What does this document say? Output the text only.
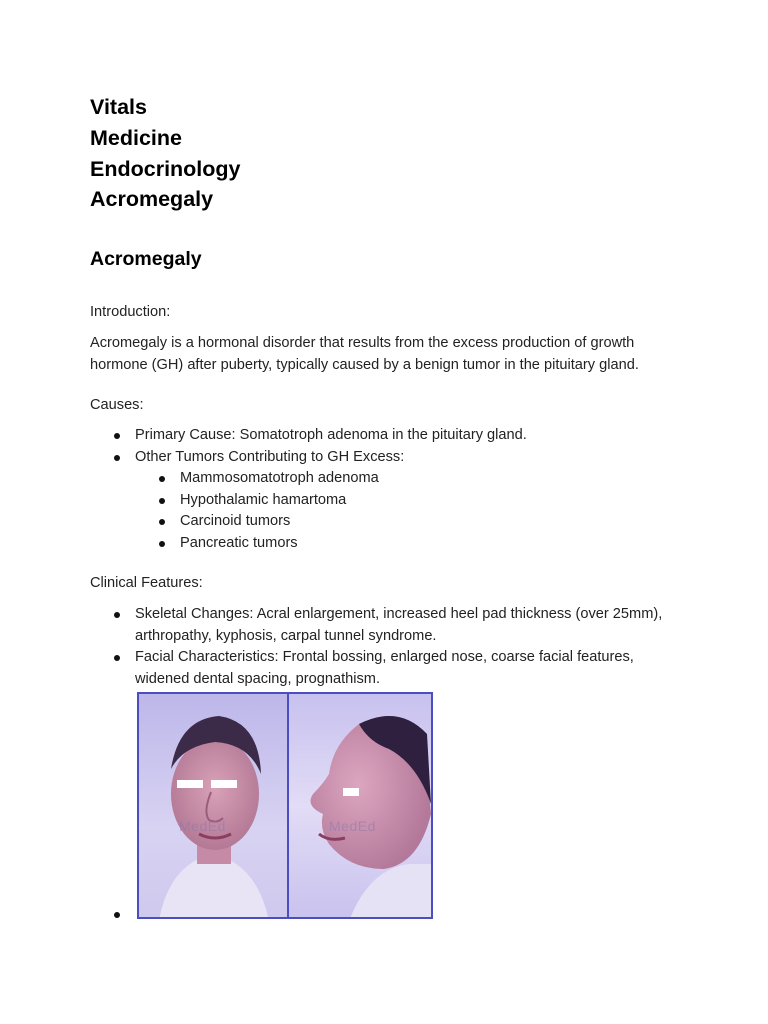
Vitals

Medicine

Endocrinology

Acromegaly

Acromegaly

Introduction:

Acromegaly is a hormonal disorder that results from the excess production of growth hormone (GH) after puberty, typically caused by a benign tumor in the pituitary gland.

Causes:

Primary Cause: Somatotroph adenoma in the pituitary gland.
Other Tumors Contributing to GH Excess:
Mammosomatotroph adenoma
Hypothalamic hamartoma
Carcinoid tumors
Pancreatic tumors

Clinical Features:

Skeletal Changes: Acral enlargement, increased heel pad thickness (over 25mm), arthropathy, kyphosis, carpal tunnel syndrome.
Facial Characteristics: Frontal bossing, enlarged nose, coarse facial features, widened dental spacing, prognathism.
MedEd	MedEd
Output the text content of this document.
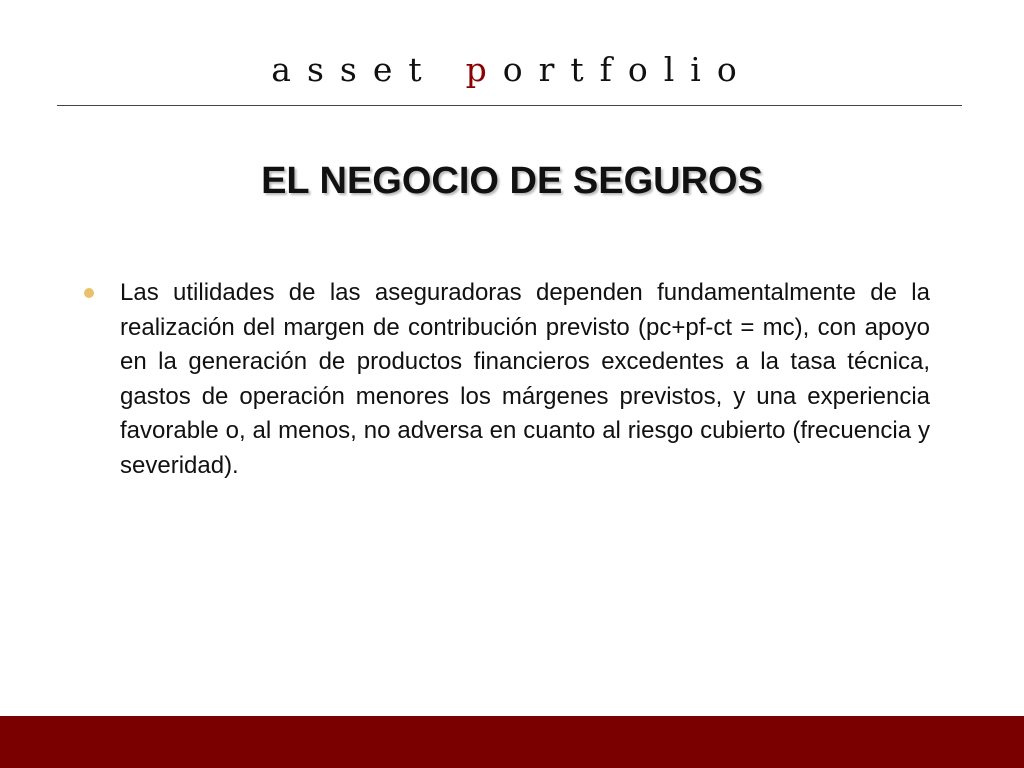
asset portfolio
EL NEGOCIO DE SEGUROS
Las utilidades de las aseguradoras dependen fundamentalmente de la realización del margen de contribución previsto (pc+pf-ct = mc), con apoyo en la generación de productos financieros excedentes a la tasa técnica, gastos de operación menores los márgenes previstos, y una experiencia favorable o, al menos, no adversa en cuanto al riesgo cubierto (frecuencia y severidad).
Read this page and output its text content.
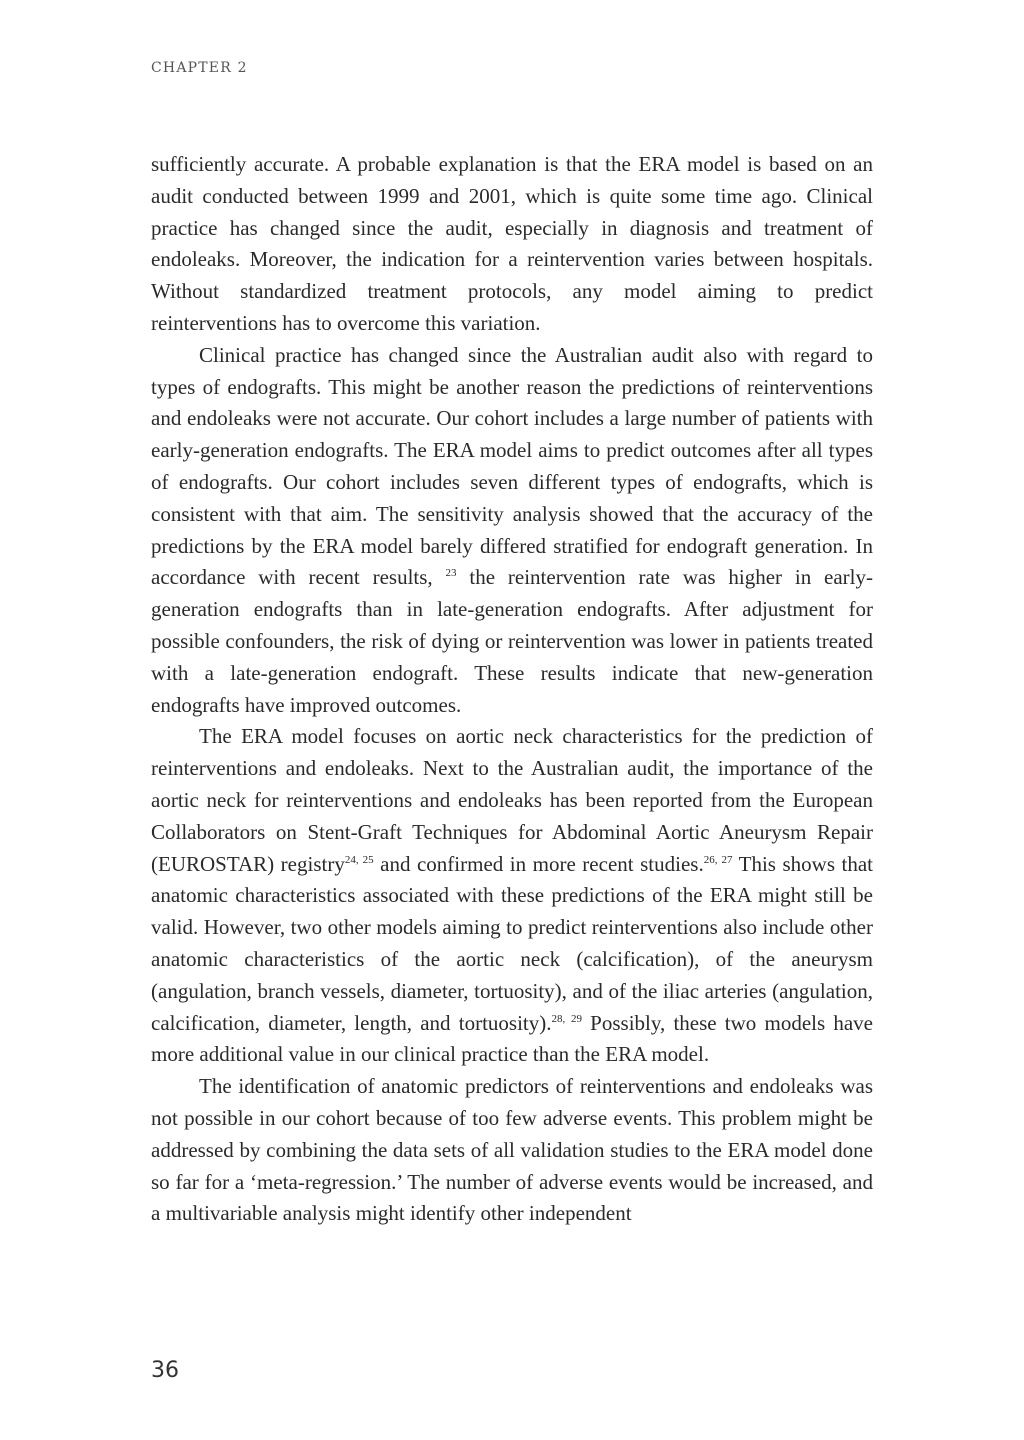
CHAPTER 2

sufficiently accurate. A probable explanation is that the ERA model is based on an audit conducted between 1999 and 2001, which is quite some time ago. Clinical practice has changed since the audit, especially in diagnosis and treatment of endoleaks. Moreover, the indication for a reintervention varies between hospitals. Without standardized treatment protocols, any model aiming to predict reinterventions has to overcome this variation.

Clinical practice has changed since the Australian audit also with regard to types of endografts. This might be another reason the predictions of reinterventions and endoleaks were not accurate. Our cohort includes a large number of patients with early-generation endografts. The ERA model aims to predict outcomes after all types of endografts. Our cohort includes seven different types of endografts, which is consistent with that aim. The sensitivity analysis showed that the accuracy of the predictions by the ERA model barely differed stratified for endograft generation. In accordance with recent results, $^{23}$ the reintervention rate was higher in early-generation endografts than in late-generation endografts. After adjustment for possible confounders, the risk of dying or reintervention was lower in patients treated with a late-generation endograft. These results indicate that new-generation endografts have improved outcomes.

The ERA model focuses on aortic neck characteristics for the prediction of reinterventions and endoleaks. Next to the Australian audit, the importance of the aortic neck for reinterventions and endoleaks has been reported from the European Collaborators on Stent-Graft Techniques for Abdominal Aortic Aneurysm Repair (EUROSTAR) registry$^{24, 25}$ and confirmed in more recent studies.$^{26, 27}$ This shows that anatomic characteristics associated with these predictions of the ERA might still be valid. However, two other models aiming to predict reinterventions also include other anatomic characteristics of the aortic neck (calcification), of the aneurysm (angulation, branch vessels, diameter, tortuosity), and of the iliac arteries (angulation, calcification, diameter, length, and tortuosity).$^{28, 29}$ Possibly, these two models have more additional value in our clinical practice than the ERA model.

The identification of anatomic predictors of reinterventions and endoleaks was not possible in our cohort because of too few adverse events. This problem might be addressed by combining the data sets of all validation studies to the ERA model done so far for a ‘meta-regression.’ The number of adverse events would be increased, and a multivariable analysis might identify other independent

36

To do >> The whole listing above, line by line, needs to be copied exactly, except for any images.

Result >>
What does this document say? Output the text only.
Vitals

Medicine

Endocrinology

Acromegaly

Acromegaly

Introduction:

Acromegaly is a hormonal disorder that results from the excess production of growth hormone (GH) after puberty, typically caused by a benign tumor in the pituitary gland.

Causes:

Primary Cause: Somatotroph adenoma in the pituitary gland.
Other Tumors Contributing to GH Excess:
Mammosomatotroph adenoma
Hypothalamic hamartoma
Carcinoid tumors
Pancreatic tumors

Clinical Features:

Skeletal Changes: Acral enlargement, increased heel pad thickness (over 25mm), arthropathy, kyphosis, carpal tunnel syndrome.
Facial Characteristics: Frontal bossing, enlarged nose, coarse facial features, widened dental spacing, prognathism.
MedEd	MedEd
Output the text content of this document.
asset portfolio
EL NEGOCIO DE SEGUROS
Las utilidades de las aseguradoras dependen fundamentalmente de la realización del margen de contribución previsto (pc+pf-ct = mc), con apoyo en la generación de productos financieros excedentes a la tasa técnica, gastos de operación menores los márgenes previstos, y una experiencia favorable o, al menos, no adversa en cuanto al riesgo cubierto (frecuencia y severidad).
Read this page and output its text content.
CHAPTER 2

sufficiently accurate. A probable explanation is that the ERA model is based on an audit conducted between 1999 and 2001, which is quite some time ago. Clinical practice has changed since the audit, especially in diagnosis and treatment of endoleaks. Moreover, the indication for a reintervention varies between hospitals. Without standardized treatment protocols, any model aiming to predict reinterventions has to overcome this variation.

Clinical practice has changed since the Australian audit also with regard to types of endografts. This might be another reason the predictions of reinterventions and endoleaks were not accurate. Our cohort includes a large number of patients with early-generation endografts. The ERA model aims to predict outcomes after all types of endografts. Our cohort includes seven different types of endografts, which is consistent with that aim. The sensitivity analysis showed that the accuracy of the predictions by the ERA model barely differed stratified for endograft generation. In accordance with recent results, $^{23}$ the reintervention rate was higher in early-generation endografts than in late-generation endografts. After adjustment for possible confounders, the risk of dying or reintervention was lower in patients treated with a late-generation endograft. These results indicate that new-generation endografts have improved outcomes.

The ERA model focuses on aortic neck characteristics for the prediction of reinterventions and endoleaks. Next to the Australian audit, the importance of the aortic neck for reinterventions and endoleaks has been reported from the European Collaborators on Stent-Graft Techniques for Abdominal Aortic Aneurysm Repair (EUROSTAR) registry$^{24, 25}$ and confirmed in more recent studies.$^{26, 27}$ This shows that anatomic characteristics associated with these predictions of the ERA might still be valid. However, two other models aiming to predict reinterventions also include other anatomic characteristics of the aortic neck (calcification), of the aneurysm (angulation, branch vessels, diameter, tortuosity), and of the iliac arteries (angulation, calcification, diameter, length, and tortuosity).$^{28, 29}$ Possibly, these two models have more additional value in our clinical practice than the ERA model.

The identification of anatomic predictors of reinterventions and endoleaks was not possible in our cohort because of too few adverse events. This problem might be addressed by combining the data sets of all validation studies to the ERA model done so far for a ‘meta-regression.’ The number of adverse events would be increased, and a multivariable analysis might identify other independent

36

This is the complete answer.